• **What to work on**
From the records, pick out and copy each line containing "right".
======== Given entries ========
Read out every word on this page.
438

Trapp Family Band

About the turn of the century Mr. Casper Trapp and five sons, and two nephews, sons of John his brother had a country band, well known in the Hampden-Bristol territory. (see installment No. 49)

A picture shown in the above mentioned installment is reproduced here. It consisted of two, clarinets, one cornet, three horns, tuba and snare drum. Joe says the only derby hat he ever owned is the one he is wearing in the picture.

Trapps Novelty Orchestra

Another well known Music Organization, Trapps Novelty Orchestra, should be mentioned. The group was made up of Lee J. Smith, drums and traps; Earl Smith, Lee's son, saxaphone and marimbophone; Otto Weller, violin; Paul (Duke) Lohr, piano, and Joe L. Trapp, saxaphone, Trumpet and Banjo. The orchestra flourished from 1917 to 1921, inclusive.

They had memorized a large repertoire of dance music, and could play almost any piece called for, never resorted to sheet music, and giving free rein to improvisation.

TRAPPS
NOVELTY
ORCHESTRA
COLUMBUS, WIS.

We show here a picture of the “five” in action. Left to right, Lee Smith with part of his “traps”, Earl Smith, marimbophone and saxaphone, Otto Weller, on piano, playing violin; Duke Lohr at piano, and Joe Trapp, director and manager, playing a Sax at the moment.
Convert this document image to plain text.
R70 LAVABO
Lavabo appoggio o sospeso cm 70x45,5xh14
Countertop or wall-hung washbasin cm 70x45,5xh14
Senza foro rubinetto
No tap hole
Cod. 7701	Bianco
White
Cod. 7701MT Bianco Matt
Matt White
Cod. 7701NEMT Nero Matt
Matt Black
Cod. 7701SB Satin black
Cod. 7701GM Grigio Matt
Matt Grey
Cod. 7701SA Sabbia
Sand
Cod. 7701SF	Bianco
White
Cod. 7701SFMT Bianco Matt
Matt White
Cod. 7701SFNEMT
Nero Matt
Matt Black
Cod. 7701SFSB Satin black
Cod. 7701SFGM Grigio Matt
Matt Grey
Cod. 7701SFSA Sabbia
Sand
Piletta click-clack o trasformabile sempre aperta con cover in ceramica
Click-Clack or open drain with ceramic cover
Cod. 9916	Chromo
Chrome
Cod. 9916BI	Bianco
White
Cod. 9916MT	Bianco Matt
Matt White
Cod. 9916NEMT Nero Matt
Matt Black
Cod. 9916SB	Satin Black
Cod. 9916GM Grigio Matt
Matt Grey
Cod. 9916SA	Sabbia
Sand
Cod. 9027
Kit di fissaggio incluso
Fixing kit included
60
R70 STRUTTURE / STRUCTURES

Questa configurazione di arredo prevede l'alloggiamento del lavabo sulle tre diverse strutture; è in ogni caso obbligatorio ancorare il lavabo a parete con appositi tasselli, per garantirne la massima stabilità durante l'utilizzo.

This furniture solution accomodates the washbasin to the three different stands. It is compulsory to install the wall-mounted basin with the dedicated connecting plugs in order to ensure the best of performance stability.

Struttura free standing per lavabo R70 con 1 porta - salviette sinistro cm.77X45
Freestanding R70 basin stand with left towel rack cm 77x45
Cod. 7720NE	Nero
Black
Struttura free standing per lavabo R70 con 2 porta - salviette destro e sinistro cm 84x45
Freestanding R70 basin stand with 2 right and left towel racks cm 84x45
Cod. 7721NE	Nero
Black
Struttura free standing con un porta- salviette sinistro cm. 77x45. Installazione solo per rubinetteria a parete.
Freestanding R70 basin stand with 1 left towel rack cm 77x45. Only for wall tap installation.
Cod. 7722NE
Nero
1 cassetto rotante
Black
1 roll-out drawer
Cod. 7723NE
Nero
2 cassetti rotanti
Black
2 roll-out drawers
========
• **Answer below**
We show here a picture of the “five” in action. Left to right, Lee Smith with part of his “traps”, Earl Smith, marimbophone and saxaphone, Otto Weller, on piano, playing violin; Duke Lohr at piano, and Joe Trapp, director and manager, playing a Sax at the moment.
Freestanding R70 basin stand with 2 right and left towel racks cm 84x45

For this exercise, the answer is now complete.